■ Set task: Will you give the material below again, every line exactly as it is?

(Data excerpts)

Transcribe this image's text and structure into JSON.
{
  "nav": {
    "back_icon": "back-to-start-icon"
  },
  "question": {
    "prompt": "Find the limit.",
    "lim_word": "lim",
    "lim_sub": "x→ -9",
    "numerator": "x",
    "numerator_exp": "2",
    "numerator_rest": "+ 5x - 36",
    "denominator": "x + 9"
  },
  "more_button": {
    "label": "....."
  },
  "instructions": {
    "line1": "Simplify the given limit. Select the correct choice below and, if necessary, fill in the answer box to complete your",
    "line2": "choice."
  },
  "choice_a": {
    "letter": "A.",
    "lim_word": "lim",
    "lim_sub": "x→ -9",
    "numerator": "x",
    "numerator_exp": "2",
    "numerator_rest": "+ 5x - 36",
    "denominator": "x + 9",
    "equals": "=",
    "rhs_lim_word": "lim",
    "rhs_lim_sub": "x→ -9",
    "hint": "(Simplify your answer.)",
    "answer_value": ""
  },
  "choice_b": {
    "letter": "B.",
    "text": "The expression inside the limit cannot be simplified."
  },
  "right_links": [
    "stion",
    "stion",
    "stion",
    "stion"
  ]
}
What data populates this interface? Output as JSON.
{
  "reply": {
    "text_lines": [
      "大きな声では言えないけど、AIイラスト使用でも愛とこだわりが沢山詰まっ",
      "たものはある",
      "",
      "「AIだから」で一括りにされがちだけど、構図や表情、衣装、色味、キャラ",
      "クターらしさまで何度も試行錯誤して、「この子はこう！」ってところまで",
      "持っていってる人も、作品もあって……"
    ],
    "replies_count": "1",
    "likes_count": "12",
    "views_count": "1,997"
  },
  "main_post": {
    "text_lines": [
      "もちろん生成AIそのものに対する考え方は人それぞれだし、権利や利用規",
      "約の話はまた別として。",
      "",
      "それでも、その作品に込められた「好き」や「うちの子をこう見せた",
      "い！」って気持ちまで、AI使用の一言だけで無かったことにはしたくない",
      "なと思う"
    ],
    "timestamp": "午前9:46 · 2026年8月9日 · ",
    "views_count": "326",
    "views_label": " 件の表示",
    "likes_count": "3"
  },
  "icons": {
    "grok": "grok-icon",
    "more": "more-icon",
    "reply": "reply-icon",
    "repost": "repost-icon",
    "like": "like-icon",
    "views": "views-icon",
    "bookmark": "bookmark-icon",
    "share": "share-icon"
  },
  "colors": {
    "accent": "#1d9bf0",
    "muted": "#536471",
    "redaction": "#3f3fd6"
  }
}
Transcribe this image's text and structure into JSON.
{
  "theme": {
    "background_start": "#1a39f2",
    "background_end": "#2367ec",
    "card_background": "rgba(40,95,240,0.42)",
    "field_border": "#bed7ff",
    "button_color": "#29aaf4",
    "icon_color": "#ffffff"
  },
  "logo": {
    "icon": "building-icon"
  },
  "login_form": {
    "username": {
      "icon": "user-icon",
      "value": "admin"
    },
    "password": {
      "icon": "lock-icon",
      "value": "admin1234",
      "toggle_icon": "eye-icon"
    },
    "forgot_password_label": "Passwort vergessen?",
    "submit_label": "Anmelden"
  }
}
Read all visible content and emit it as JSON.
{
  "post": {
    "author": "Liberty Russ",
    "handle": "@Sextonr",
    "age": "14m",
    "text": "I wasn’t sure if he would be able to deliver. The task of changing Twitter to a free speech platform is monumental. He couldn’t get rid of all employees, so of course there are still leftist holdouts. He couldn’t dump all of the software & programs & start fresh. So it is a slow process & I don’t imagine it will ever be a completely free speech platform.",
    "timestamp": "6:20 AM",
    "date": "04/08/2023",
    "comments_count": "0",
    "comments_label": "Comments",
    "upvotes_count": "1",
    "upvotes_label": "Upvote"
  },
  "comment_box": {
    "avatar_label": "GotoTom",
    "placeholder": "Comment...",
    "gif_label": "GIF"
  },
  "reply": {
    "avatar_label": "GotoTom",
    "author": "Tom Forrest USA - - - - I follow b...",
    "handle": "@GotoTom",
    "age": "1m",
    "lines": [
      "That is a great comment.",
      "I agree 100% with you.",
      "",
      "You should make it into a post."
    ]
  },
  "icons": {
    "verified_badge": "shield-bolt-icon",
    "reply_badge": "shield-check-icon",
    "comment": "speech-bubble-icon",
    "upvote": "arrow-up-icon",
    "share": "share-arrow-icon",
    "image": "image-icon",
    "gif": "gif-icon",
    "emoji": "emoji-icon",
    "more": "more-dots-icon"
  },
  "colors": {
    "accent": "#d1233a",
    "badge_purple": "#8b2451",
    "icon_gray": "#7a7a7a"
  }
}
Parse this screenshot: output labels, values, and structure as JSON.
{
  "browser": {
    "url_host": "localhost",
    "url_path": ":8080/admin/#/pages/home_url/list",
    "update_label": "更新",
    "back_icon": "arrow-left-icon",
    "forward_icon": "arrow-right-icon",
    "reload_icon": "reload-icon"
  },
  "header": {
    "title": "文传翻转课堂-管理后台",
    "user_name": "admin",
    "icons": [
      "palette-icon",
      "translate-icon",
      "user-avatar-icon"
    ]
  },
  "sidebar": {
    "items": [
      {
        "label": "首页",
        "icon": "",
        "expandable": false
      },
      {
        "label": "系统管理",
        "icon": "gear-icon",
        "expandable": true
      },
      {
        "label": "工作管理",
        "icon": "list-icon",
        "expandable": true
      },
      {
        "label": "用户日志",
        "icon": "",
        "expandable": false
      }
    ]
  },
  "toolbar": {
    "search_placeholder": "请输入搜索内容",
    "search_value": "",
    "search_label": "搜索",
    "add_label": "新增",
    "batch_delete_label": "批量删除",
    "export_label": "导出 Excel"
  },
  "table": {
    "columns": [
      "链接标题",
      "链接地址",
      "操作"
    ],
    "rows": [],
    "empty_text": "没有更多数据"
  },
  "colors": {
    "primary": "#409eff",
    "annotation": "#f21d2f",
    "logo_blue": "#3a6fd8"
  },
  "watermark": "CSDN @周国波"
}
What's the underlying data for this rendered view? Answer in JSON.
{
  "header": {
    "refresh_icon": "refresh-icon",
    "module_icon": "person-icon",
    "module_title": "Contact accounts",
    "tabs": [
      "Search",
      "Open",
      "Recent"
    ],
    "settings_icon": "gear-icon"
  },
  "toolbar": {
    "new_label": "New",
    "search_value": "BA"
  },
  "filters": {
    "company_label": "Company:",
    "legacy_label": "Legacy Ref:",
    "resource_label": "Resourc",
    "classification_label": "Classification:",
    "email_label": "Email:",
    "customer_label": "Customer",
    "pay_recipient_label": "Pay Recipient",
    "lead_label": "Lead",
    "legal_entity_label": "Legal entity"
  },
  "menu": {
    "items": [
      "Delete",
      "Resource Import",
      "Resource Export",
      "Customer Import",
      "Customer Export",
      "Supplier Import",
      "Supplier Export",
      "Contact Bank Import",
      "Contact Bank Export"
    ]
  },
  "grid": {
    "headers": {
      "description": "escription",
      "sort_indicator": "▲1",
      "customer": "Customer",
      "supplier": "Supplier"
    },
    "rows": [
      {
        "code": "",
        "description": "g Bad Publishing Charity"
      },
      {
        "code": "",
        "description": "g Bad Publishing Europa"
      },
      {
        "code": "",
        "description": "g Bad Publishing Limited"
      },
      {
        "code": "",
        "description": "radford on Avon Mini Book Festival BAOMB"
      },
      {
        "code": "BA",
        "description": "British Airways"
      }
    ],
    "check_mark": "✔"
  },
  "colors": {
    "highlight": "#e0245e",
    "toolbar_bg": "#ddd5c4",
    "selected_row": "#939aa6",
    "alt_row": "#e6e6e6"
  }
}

■ Result of the task:
Transcribe this image's text and structure into JSON.
{
  "nav": {
    "back_icon": "back-to-start-icon"
  },
  "question": {
    "prompt": "Find the limit.",
    "lim_word": "lim",
    "lim_sub": "x→ -9",
    "numerator": "x",
    "numerator_exp": "2",
    "numerator_rest": "+ 5x - 36",
    "denominator": "x + 9"
  },
  "more_button": {
    "label": "....."
  },
  "instructions": {
    "line1": "Simplify the given limit. Select the correct choice below and, if necessary, fill in the answer box to complete your",
    "line2": "choice."
  },
  "choice_a": {
    "letter": "A.",
    "lim_word": "lim",
    "lim_sub": "x→ -9",
    "numerator": "x",
    "numerator_exp": "2",
    "numerator_rest": "+ 5x - 36",
    "denominator": "x + 9",
    "equals": "=",
    "rhs_lim_word": "lim",
    "rhs_lim_sub": "x→ -9",
    "hint": "(Simplify your answer.)",
    "answer_value": ""
  },
  "choice_b": {
    "letter": "B.",
    "text": "The expression inside the limit cannot be simplified."
  },
  "right_links": [
    "stion",
    "stion",
    "stion",
    "stion"
  ]
}
What data populates this interface? Output as JSON.
{
  "reply": {
    "text_lines": [
      "大きな声では言えないけど、AIイラスト使用でも愛とこだわりが沢山詰まっ",
      "たものはある",
      "",
      "「AIだから」で一括りにされがちだけど、構図や表情、衣装、色味、キャラ",
      "クターらしさまで何度も試行錯誤して、「この子はこう！」ってところまで",
      "持っていってる人も、作品もあって……"
    ],
    "replies_count": "1",
    "likes_count": "12",
    "views_count": "1,997"
  },
  "main_post": {
    "text_lines": [
      "もちろん生成AIそのものに対する考え方は人それぞれだし、権利や利用規",
      "約の話はまた別として。",
      "",
      "それでも、その作品に込められた「好き」や「うちの子をこう見せた",
      "い！」って気持ちまで、AI使用の一言だけで無かったことにはしたくない",
      "なと思う"
    ],
    "timestamp": "午前9:46 · 2026年8月9日 · ",
    "views_count": "326",
    "views_label": " 件の表示",
    "likes_count": "3"
  },
  "icons": {
    "grok": "grok-icon",
    "more": "more-icon",
    "reply": "reply-icon",
    "repost": "repost-icon",
    "like": "like-icon",
    "views": "views-icon",
    "bookmark": "bookmark-icon",
    "share": "share-icon"
  },
  "colors": {
    "accent": "#1d9bf0",
    "muted": "#536471",
    "redaction": "#3f3fd6"
  }
}
Transcribe this image's text and structure into JSON.
{
  "theme": {
    "background_start": "#1a39f2",
    "background_end": "#2367ec",
    "card_background": "rgba(40,95,240,0.42)",
    "field_border": "#bed7ff",
    "button_color": "#29aaf4",
    "icon_color": "#ffffff"
  },
  "logo": {
    "icon": "building-icon"
  },
  "login_form": {
    "username": {
      "icon": "user-icon",
      "value": "admin"
    },
    "password": {
      "icon": "lock-icon",
      "value": "admin1234",
      "toggle_icon": "eye-icon"
    },
    "forgot_password_label": "Passwort vergessen?",
    "submit_label": "Anmelden"
  }
}
Read all visible content and emit it as JSON.
{
  "post": {
    "author": "Liberty Russ",
    "handle": "@Sextonr",
    "age": "14m",
    "text": "I wasn’t sure if he would be able to deliver. The task of changing Twitter to a free speech platform is monumental. He couldn’t get rid of all employees, so of course there are still leftist holdouts. He couldn’t dump all of the software & programs & start fresh. So it is a slow process & I don’t imagine it will ever be a completely free speech platform.",
    "timestamp": "6:20 AM",
    "date": "04/08/2023",
    "comments_count": "0",
    "comments_label": "Comments",
    "upvotes_count": "1",
    "upvotes_label": "Upvote"
  },
  "comment_box": {
    "avatar_label": "GotoTom",
    "placeholder": "Comment...",
    "gif_label": "GIF"
  },
  "reply": {
    "avatar_label": "GotoTom",
    "author": "Tom Forrest USA - - - - I follow b...",
    "handle": "@GotoTom",
    "age": "1m",
    "lines": [
      "That is a great comment.",
      "I agree 100% with you.",
      "",
      "You should make it into a post."
    ]
  },
  "icons": {
    "verified_badge": "shield-bolt-icon",
    "reply_badge": "shield-check-icon",
    "comment": "speech-bubble-icon",
    "upvote": "arrow-up-icon",
    "share": "share-arrow-icon",
    "image": "image-icon",
    "gif": "gif-icon",
    "emoji": "emoji-icon",
    "more": "more-dots-icon"
  },
  "colors": {
    "accent": "#d1233a",
    "badge_purple": "#8b2451",
    "icon_gray": "#7a7a7a"
  }
}
Parse this screenshot: output labels, values, and structure as JSON.
{
  "browser": {
    "url_host": "localhost",
    "url_path": ":8080/admin/#/pages/home_url/list",
    "update_label": "更新",
    "back_icon": "arrow-left-icon",
    "forward_icon": "arrow-right-icon",
    "reload_icon": "reload-icon"
  },
  "header": {
    "title": "文传翻转课堂-管理后台",
    "user_name": "admin",
    "icons": [
      "palette-icon",
      "translate-icon",
      "user-avatar-icon"
    ]
  },
  "sidebar": {
    "items": [
      {
        "label": "首页",
        "icon": "",
        "expandable": false
      },
      {
        "label": "系统管理",
        "icon": "gear-icon",
        "expandable": true
      },
      {
        "label": "工作管理",
        "icon": "list-icon",
        "expandable": true
      },
      {
        "label": "用户日志",
        "icon": "",
        "expandable": false
      }
    ]
  },
  "toolbar": {
    "search_placeholder": "请输入搜索内容",
    "search_value": "",
    "search_label": "搜索",
    "add_label": "新增",
    "batch_delete_label": "批量删除",
    "export_label": "导出 Excel"
  },
  "table": {
    "columns": [
      "链接标题",
      "链接地址",
      "操作"
    ],
    "rows": [],
    "empty_text": "没有更多数据"
  },
  "colors": {
    "primary": "#409eff",
    "annotation": "#f21d2f",
    "logo_blue": "#3a6fd8"
  },
  "watermark": "CSDN @周国波"
}
What's the underlying data for this rendered view? Answer in JSON.
{
  "header": {
    "refresh_icon": "refresh-icon",
    "module_icon": "person-icon",
    "module_title": "Contact accounts",
    "tabs": [
      "Search",
      "Open",
      "Recent"
    ],
    "settings_icon": "gear-icon"
  },
  "toolbar": {
    "new_label": "New",
    "search_value": "BA"
  },
  "filters": {
    "company_label": "Company:",
    "legacy_label": "Legacy Ref:",
    "resource_label": "Resourc",
    "classification_label": "Classification:",
    "email_label": "Email:",
    "customer_label": "Customer",
    "pay_recipient_label": "Pay Recipient",
    "lead_label": "Lead",
    "legal_entity_label": "Legal entity"
  },
  "menu": {
    "items": [
      "Delete",
      "Resource Import",
      "Resource Export",
      "Customer Import",
      "Customer Export",
      "Supplier Import",
      "Supplier Export",
      "Contact Bank Import",
      "Contact Bank Export"
    ]
  },
  "grid": {
    "headers": {
      "description": "escription",
      "sort_indicator": "▲1",
      "customer": "Customer",
      "supplier": "Supplier"
    },
    "rows": [
      {
        "code": "",
        "description": "g Bad Publishing Charity"
      },
      {
        "code": "",
        "description": "g Bad Publishing Europa"
      },
      {
        "code": "",
        "description": "g Bad Publishing Limited"
      },
      {
        "code": "",
        "description": "radford on Avon Mini Book Festival BAOMB"
      },
      {
        "code": "BA",
        "description": "British Airways"
      }
    ],
    "check_mark": "✔"
  },
  "colors": {
    "highlight": "#e0245e",
    "toolbar_bg": "#ddd5c4",
    "selected_row": "#939aa6",
    "alt_row": "#e6e6e6"
  }
}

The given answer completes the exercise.